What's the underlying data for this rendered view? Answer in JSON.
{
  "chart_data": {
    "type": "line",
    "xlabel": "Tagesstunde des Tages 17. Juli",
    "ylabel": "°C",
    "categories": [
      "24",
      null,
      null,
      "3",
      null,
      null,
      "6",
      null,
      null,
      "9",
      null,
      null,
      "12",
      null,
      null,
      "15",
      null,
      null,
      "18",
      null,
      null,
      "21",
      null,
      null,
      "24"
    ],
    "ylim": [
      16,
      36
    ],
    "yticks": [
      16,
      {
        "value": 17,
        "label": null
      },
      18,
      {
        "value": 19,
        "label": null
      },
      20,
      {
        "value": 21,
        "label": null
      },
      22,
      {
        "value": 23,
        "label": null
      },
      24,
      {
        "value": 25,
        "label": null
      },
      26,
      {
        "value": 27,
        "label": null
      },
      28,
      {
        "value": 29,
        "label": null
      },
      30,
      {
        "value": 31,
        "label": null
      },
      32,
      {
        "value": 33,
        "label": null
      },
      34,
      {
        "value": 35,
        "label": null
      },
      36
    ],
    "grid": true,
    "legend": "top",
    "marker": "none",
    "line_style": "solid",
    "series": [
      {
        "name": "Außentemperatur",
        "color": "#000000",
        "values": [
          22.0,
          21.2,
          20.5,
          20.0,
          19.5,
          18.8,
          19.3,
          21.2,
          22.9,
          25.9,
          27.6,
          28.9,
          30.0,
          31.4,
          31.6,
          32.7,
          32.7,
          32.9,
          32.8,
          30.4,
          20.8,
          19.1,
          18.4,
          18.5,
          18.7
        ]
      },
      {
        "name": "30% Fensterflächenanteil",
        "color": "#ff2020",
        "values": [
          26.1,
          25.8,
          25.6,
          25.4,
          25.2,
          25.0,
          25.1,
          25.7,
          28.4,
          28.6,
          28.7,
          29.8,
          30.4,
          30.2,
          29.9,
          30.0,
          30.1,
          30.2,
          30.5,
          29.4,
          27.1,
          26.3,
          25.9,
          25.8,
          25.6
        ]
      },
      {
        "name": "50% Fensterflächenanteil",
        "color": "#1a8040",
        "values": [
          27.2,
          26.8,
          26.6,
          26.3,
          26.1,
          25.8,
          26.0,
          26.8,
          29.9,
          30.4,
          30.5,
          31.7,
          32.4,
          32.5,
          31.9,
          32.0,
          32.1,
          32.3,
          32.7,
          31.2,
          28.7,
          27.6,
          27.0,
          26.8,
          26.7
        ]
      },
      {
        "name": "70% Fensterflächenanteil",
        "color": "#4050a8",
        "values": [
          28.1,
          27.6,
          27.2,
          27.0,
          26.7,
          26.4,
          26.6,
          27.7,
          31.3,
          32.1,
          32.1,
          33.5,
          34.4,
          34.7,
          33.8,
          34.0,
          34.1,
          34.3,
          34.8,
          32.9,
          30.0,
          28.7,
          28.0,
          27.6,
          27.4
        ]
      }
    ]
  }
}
────
# [What you should do]
Set out the complete listing exactly as shown.

# [Result of the task]
What's the underlying data for this rendered view? Answer in JSON.
{
  "chart_data": {
    "type": "line",
    "xlabel": "Tagesstunde des Tages 17. Juli",
    "ylabel": "°C",
    "categories": [
      "24",
      null,
      null,
      "3",
      null,
      null,
      "6",
      null,
      null,
      "9",
      null,
      null,
      "12",
      null,
      null,
      "15",
      null,
      null,
      "18",
      null,
      null,
      "21",
      null,
      null,
      "24"
    ],
    "ylim": [
      16,
      36
    ],
    "yticks": [
      16,
      {
        "value": 17,
        "label": null
      },
      18,
      {
        "value": 19,
        "label": null
      },
      20,
      {
        "value": 21,
        "label": null
      },
      22,
      {
        "value": 23,
        "label": null
      },
      24,
      {
        "value": 25,
        "label": null
      },
      26,
      {
        "value": 27,
        "label": null
      },
      28,
      {
        "value": 29,
        "label": null
      },
      30,
      {
        "value": 31,
        "label": null
      },
      32,
      {
        "value": 33,
        "label": null
      },
      34,
      {
        "value": 35,
        "label": null
      },
      36
    ],
    "grid": true,
    "legend": "top",
    "marker": "none",
    "line_style": "solid",
    "series": [
      {
        "name": "Außentemperatur",
        "color": "#000000",
        "values": [
          22.0,
          21.2,
          20.5,
          20.0,
          19.5,
          18.8,
          19.3,
          21.2,
          22.9,
          25.9,
          27.6,
          28.9,
          30.0,
          31.4,
          31.6,
          32.7,
          32.7,
          32.9,
          32.8,
          30.4,
          20.8,
          19.1,
          18.4,
          18.5,
          18.7
        ]
      },
      {
        "name": "30% Fensterflächenanteil",
        "color": "#ff2020",
        "values": [
          26.1,
          25.8,
          25.6,
          25.4,
          25.2,
          25.0,
          25.1,
          25.7,
          28.4,
          28.6,
          28.7,
          29.8,
          30.4,
          30.2,
          29.9,
          30.0,
          30.1,
          30.2,
          30.5,
          29.4,
          27.1,
          26.3,
          25.9,
          25.8,
          25.6
        ]
      },
      {
        "name": "50% Fensterflächenanteil",
        "color": "#1a8040",
        "values": [
          27.2,
          26.8,
          26.6,
          26.3,
          26.1,
          25.8,
          26.0,
          26.8,
          29.9,
          30.4,
          30.5,
          31.7,
          32.4,
          32.5,
          31.9,
          32.0,
          32.1,
          32.3,
          32.7,
          31.2,
          28.7,
          27.6,
          27.0,
          26.8,
          26.7
        ]
      },
      {
        "name": "70% Fensterflächenanteil",
        "color": "#4050a8",
        "values": [
          28.1,
          27.6,
          27.2,
          27.0,
          26.7,
          26.4,
          26.6,
          27.7,
          31.3,
          32.1,
          32.1,
          33.5,
          34.4,
          34.7,
          33.8,
          34.0,
          34.1,
          34.3,
          34.8,
          32.9,
          30.0,
          28.7,
          28.0,
          27.6,
          27.4
        ]
      }
    ]
  }
}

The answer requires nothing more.